**STATED GOAL**. Each of the entries should be retyped precisely as it appears.

◆ ◆ ◆ ◆

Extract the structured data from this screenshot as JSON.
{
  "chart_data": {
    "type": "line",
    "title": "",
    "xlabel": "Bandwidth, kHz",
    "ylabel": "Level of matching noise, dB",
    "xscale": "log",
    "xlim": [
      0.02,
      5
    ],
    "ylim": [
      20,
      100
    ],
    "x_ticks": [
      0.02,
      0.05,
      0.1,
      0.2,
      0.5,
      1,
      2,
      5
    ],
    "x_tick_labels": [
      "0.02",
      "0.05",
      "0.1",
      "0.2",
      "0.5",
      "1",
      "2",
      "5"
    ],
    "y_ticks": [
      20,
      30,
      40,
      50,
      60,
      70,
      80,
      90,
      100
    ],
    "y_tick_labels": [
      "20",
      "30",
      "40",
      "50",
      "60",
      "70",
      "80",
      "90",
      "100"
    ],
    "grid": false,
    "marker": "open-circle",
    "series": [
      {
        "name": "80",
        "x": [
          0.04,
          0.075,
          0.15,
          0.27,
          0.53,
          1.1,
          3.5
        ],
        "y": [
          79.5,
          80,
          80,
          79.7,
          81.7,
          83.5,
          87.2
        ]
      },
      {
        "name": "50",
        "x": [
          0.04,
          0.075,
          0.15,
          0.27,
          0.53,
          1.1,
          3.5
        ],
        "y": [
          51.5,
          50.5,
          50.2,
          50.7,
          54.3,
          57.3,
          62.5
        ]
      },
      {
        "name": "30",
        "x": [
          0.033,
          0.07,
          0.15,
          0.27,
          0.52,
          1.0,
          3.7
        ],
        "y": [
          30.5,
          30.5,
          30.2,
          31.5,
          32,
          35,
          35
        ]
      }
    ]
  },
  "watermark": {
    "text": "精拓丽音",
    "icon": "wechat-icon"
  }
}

◆ ◆ ◆ ◆

**RESULT OF THE TASK**.
Extract the structured data from this screenshot as JSON.
{
  "chart_data": {
    "type": "line",
    "title": "",
    "xlabel": "Bandwidth, kHz",
    "ylabel": "Level of matching noise, dB",
    "xscale": "log",
    "xlim": [
      0.02,
      5
    ],
    "ylim": [
      20,
      100
    ],
    "x_ticks": [
      0.02,
      0.05,
      0.1,
      0.2,
      0.5,
      1,
      2,
      5
    ],
    "x_tick_labels": [
      "0.02",
      "0.05",
      "0.1",
      "0.2",
      "0.5",
      "1",
      "2",
      "5"
    ],
    "y_ticks": [
      20,
      30,
      40,
      50,
      60,
      70,
      80,
      90,
      100
    ],
    "y_tick_labels": [
      "20",
      "30",
      "40",
      "50",
      "60",
      "70",
      "80",
      "90",
      "100"
    ],
    "grid": false,
    "marker": "open-circle",
    "series": [
      {
        "name": "80",
        "x": [
          0.04,
          0.075,
          0.15,
          0.27,
          0.53,
          1.1,
          3.5
        ],
        "y": [
          79.5,
          80,
          80,
          79.7,
          81.7,
          83.5,
          87.2
        ]
      },
      {
        "name": "50",
        "x": [
          0.04,
          0.075,
          0.15,
          0.27,
          0.53,
          1.1,
          3.5
        ],
        "y": [
          51.5,
          50.5,
          50.2,
          50.7,
          54.3,
          57.3,
          62.5
        ]
      },
      {
        "name": "30",
        "x": [
          0.033,
          0.07,
          0.15,
          0.27,
          0.52,
          1.0,
          3.7
        ],
        "y": [
          30.5,
          30.5,
          30.2,
          31.5,
          32,
          35,
          35
        ]
      }
    ]
  },
  "watermark": {
    "text": "精拓丽音",
    "icon": "wechat-icon"
  }
}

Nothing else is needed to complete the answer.